**WHAT YOU WILL DO:**
Write out the records below word for word, please.

**DATA FOR THIS TASK:**
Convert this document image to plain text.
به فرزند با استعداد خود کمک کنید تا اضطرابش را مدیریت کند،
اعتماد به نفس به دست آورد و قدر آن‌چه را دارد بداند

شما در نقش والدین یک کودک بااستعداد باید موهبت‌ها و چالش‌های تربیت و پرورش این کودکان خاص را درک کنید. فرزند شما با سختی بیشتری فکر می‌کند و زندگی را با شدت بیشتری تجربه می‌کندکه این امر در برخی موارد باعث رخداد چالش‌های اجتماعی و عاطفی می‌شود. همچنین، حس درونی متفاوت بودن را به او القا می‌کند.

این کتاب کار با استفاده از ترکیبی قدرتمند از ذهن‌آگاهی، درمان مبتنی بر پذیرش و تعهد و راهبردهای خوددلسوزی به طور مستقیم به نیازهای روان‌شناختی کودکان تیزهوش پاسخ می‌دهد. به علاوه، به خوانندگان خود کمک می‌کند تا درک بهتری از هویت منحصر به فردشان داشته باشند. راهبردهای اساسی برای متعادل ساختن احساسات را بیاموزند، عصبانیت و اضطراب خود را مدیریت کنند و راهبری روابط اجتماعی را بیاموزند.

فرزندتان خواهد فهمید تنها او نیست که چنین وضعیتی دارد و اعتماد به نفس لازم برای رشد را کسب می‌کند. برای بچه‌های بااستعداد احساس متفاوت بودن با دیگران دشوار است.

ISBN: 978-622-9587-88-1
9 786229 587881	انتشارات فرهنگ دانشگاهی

**CORRECT RESULT:**
Convert this document image to plain text.
به فرزند با استعداد خود کمک کنید تا اضطرابش را مدیریت کند،
اعتماد به نفس به دست آورد و قدر آن‌چه را دارد بداند

شما در نقش والدین یک کودک بااستعداد باید موهبت‌ها و چالش‌های تربیت و پرورش این کودکان خاص را درک کنید. فرزند شما با سختی بیشتری فکر می‌کند و زندگی را با شدت بیشتری تجربه می‌کندکه این امر در برخی موارد باعث رخداد چالش‌های اجتماعی و عاطفی می‌شود. همچنین، حس درونی متفاوت بودن را به او القا می‌کند.

این کتاب کار با استفاده از ترکیبی قدرتمند از ذهن‌آگاهی، درمان مبتنی بر پذیرش و تعهد و راهبردهای خوددلسوزی به طور مستقیم به نیازهای روان‌شناختی کودکان تیزهوش پاسخ می‌دهد. به علاوه، به خوانندگان خود کمک می‌کند تا درک بهتری از هویت منحصر به فردشان داشته باشند. راهبردهای اساسی برای متعادل ساختن احساسات را بیاموزند، عصبانیت و اضطراب خود را مدیریت کنند و راهبری روابط اجتماعی را بیاموزند.

فرزندتان خواهد فهمید تنها او نیست که چنین وضعیتی دارد و اعتماد به نفس لازم برای رشد را کسب می‌کند. برای بچه‌های بااستعداد احساس متفاوت بودن با دیگران دشوار است.

ISBN: 978-622-9587-88-1
9 786229 587881	انتشارات فرهنگ دانشگاهی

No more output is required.